• [Dataset records]:

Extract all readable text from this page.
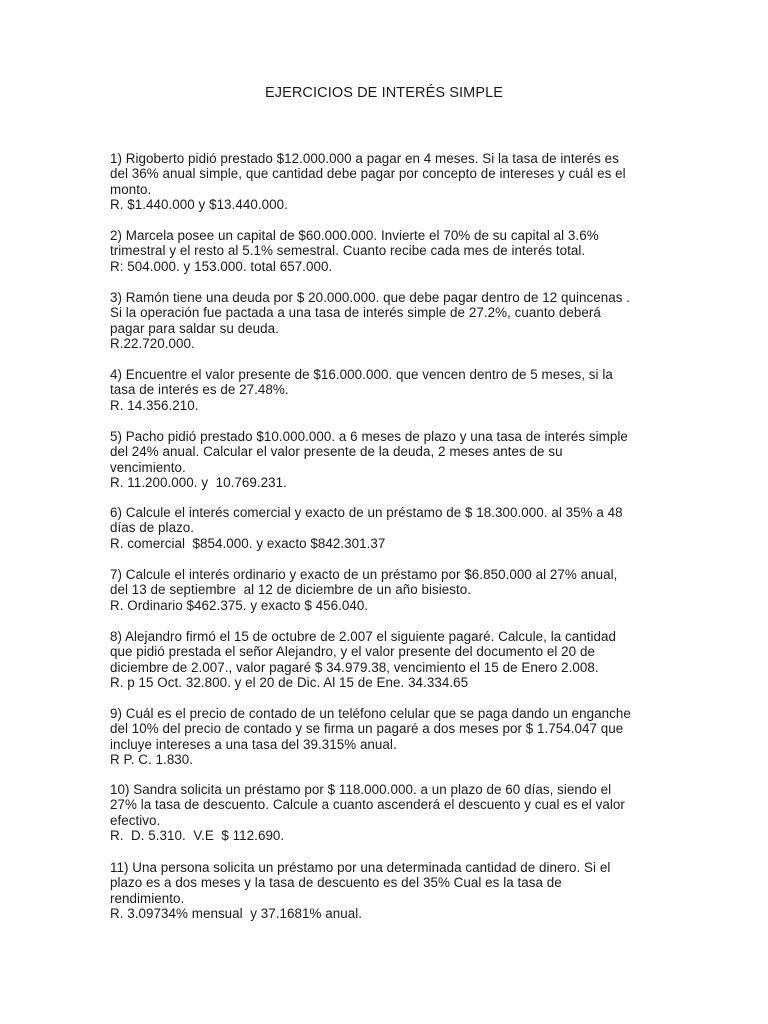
EJERCICIOS DE INTERÉS SIMPLE

1) Rigoberto pidió prestado $12.000.000 a pagar en 4 meses. Si la tasa de interés es

del 36% anual simple, que cantidad debe pagar por concepto de intereses y cuál es el

monto.

R. $1.440.000 y $13.440.000.

2) Marcela posee un capital de $60.000.000. Invierte el 70% de su capital al 3.6%

trimestral y el resto al 5.1% semestral. Cuanto recibe cada mes de interés total.

R: 504.000. y 153.000. total 657.000.

3) Ramón tiene una deuda por $ 20.000.000. que debe pagar dentro de 12 quincenas .

Si la operación fue pactada a una tasa de interés simple de 27.2%, cuanto deberá

pagar para saldar su deuda.

R.22.720.000.

4) Encuentre el valor presente de $16.000.000. que vencen dentro de 5 meses, si la

tasa de interés es de 27.48%.

R. 14.356.210.

5) Pacho pidió prestado $10.000.000. a 6 meses de plazo y una tasa de interés simple

del 24% anual. Calcular el valor presente de la deuda, 2 meses antes de su

vencimiento.

R. 11.200.000. y  10.769.231.

6) Calcule el interés comercial y exacto de un préstamo de $ 18.300.000. al 35% a 48

días de plazo.

R. comercial  $854.000. y exacto $842.301.37

7) Calcule el interés ordinario y exacto de un préstamo por $6.850.000 al 27% anual,

del 13 de septiembre  al 12 de diciembre de un año bisiesto.

R. Ordinario $462.375. y exacto $ 456.040.

8) Alejandro firmó el 15 de octubre de 2.007 el siguiente pagaré. Calcule, la cantidad

que pidió prestada el señor Alejandro, y el valor presente del documento el 20 de

diciembre de 2.007., valor pagaré $ 34.979.38, vencimiento el 15 de Enero 2.008.

R. p 15 Oct. 32.800. y el 20 de Dic. Al 15 de Ene. 34.334.65

9) Cuál es el precio de contado de un teléfono celular que se paga dando un enganche

del 10% del precio de contado y se firma un pagaré a dos meses por $ 1.754.047 que

incluye intereses a una tasa del 39.315% anual.

R P. C. 1.830.

10) Sandra solicita un préstamo por $ 118.000.000. a un plazo de 60 días, siendo el

27% la tasa de descuento. Calcule a cuanto ascenderá el descuento y cual es el valor

efectivo.

R.  D. 5.310.  V.E  $ 112.690.

11) Una persona solicita un préstamo por una determinada cantidad de dinero. Si el

plazo es a dos meses y la tasa de descuento es del 35% Cual es la tasa de

rendimiento.

R. 3.09734% mensual  y 37.1681% anual.
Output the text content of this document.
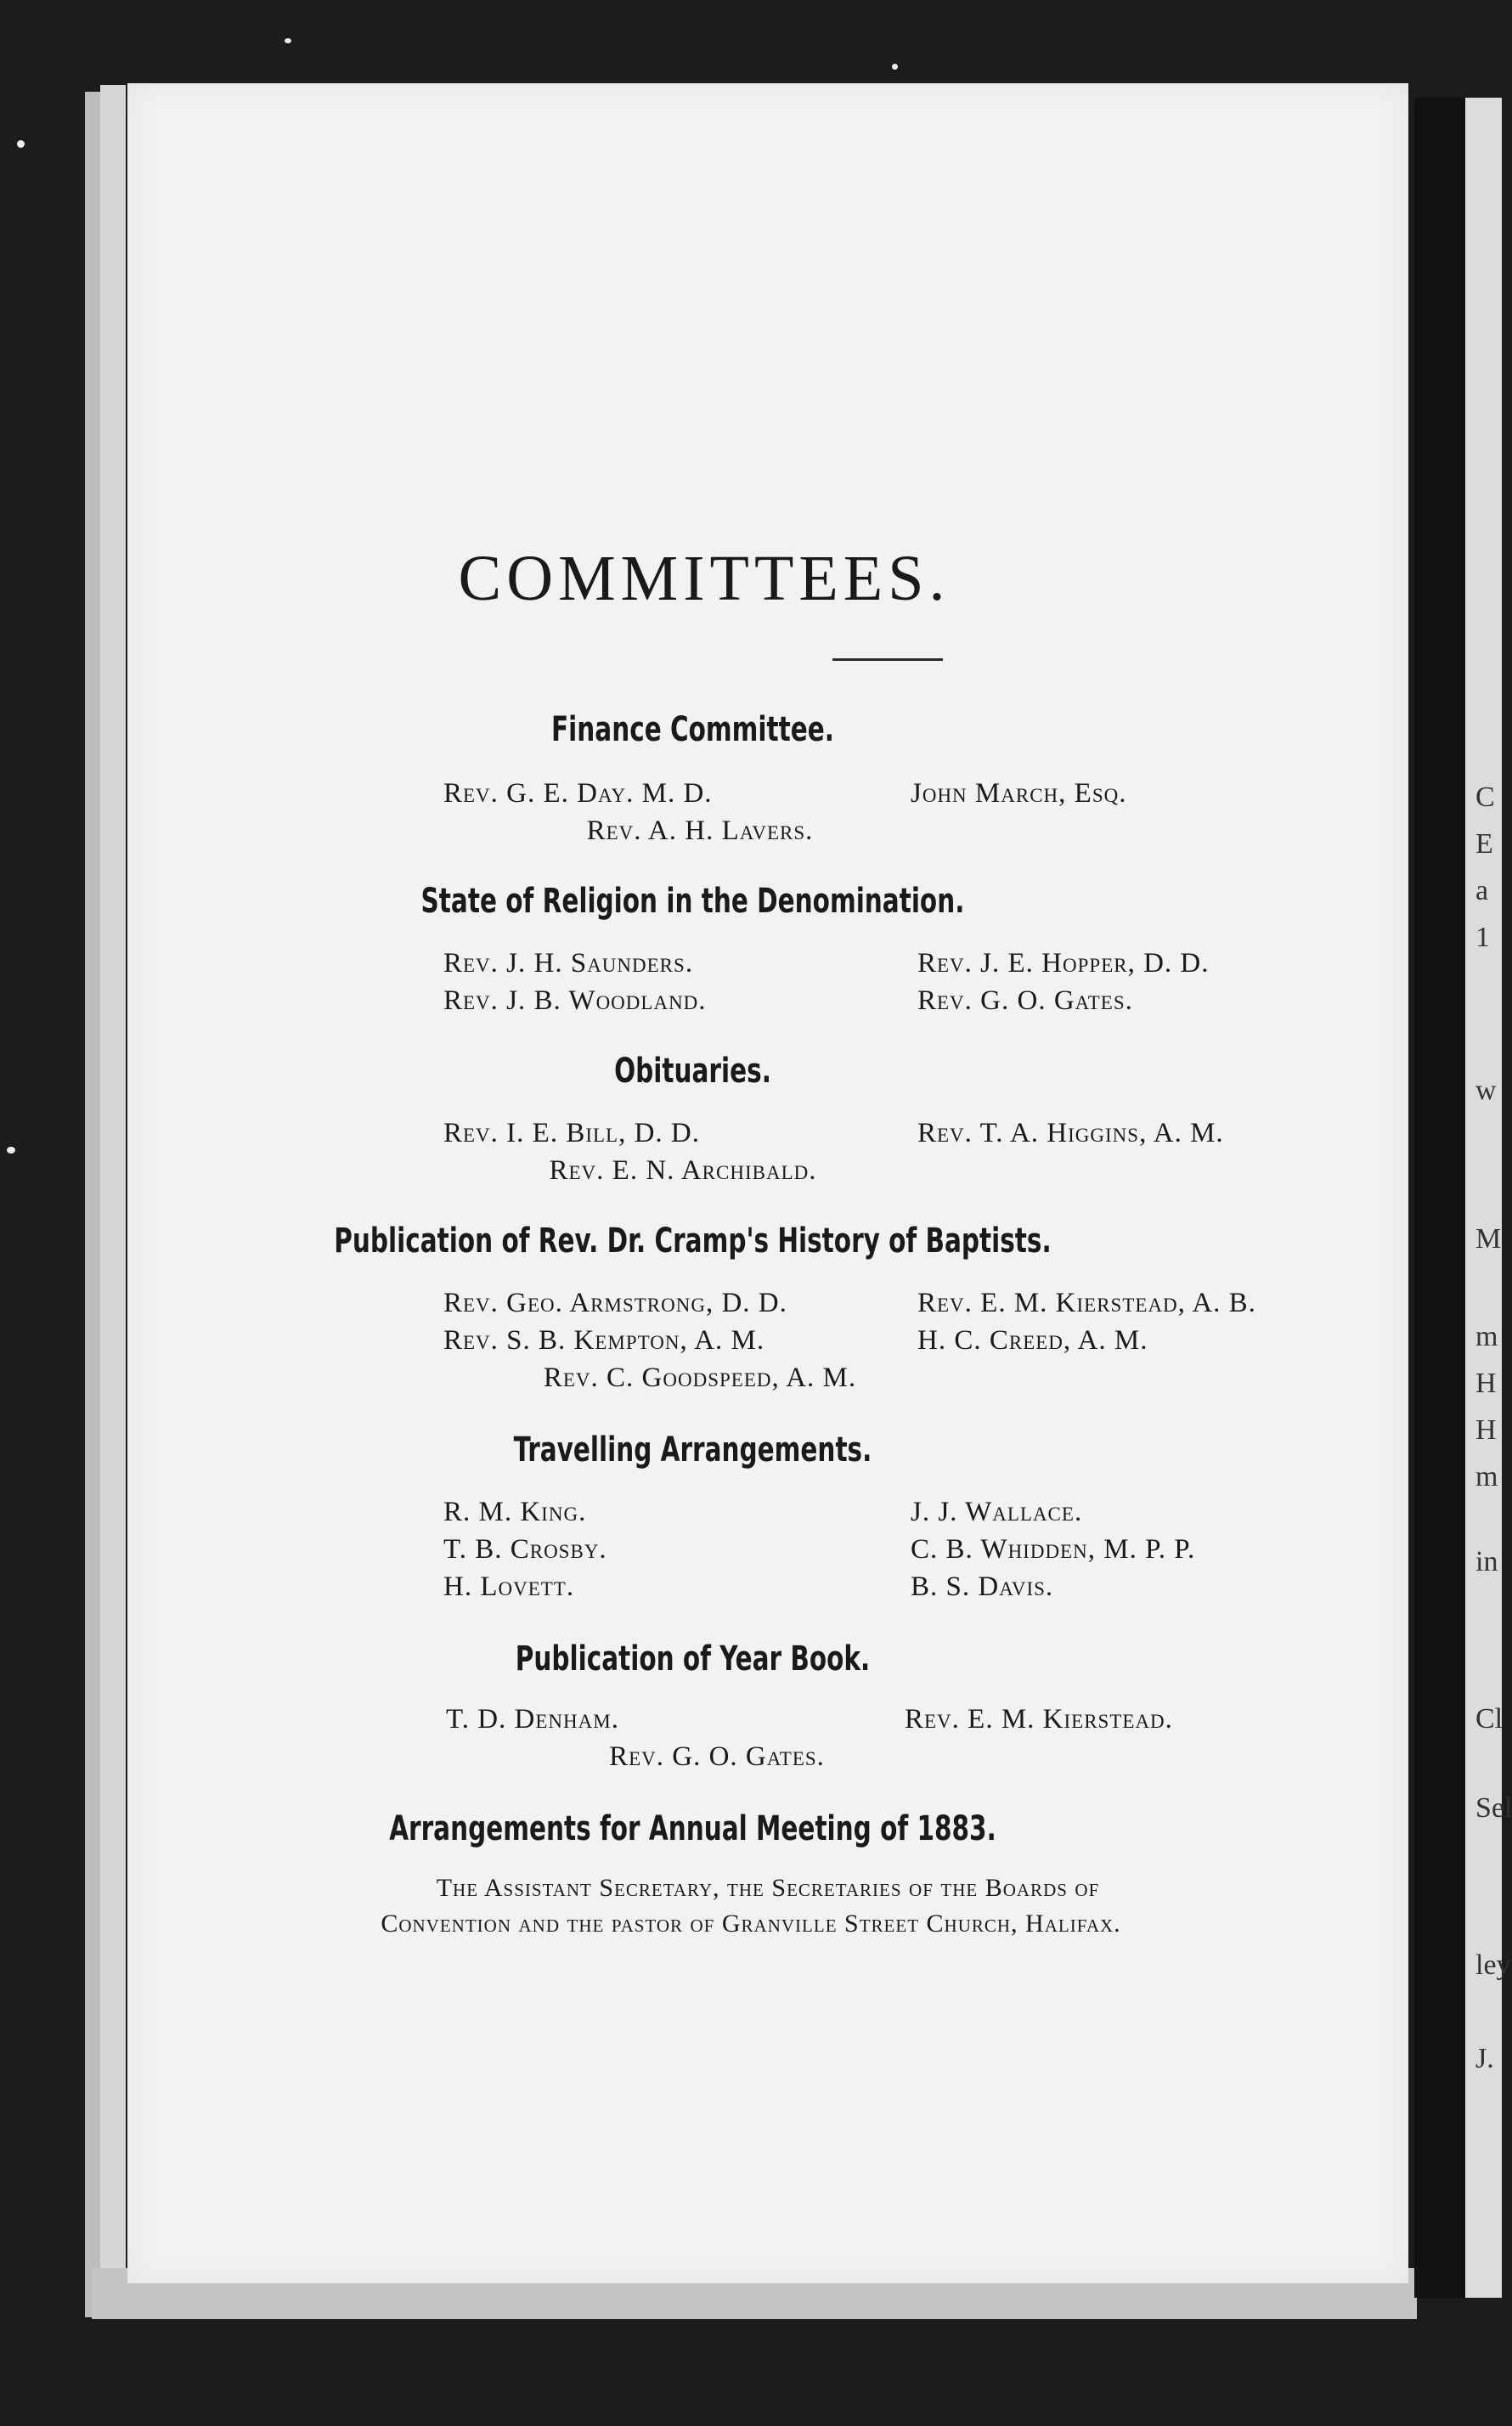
C
E
a
1
w
M
m
H
H
m
in
Cl
Sel
ley
J.
COMMITTEES.
Finance Committee.
Rev. G. E. Day. M. D.	John March, Esq.
Rev. A. H. Lavers.
State of Religion in the Denomination.
Rev. J. H. Saunders.	Rev. J. E. Hopper, D. D.
Rev. J. B. Woodland.	Rev. G. O. Gates.
Obituaries.
Rev. I. E. Bill, D. D.	Rev. T. A. Higgins, A. M.
Rev. E. N. Archibald.
Publication of Rev. Dr. Cramp's History of Baptists.
Rev. Geo. Armstrong, D. D.	Rev. E. M. Kierstead, A. B.
Rev. S. B. Kempton, A. M.	H. C. Creed, A. M.
Rev. C. Goodspeed, A. M.
Travelling Arrangements.
R. M. King.	J. J. Wallace.
T. B. Crosby.	C. B. Whidden, M. P. P.
H. Lovett.	B. S. Davis.
Publication of Year Book.
T. D. Denham.	Rev. E. M. Kierstead.
Rev. G. O. Gates.
Arrangements for Annual Meeting of 1883.
The Assistant Secretary, the Secretaries of the Boards of
Convention and the pastor of Granville Street Church, Halifax.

• [Written request]: Tally the lines in the listing that hold "valor" and report the number alone.

• [Answer to the exercise]: 5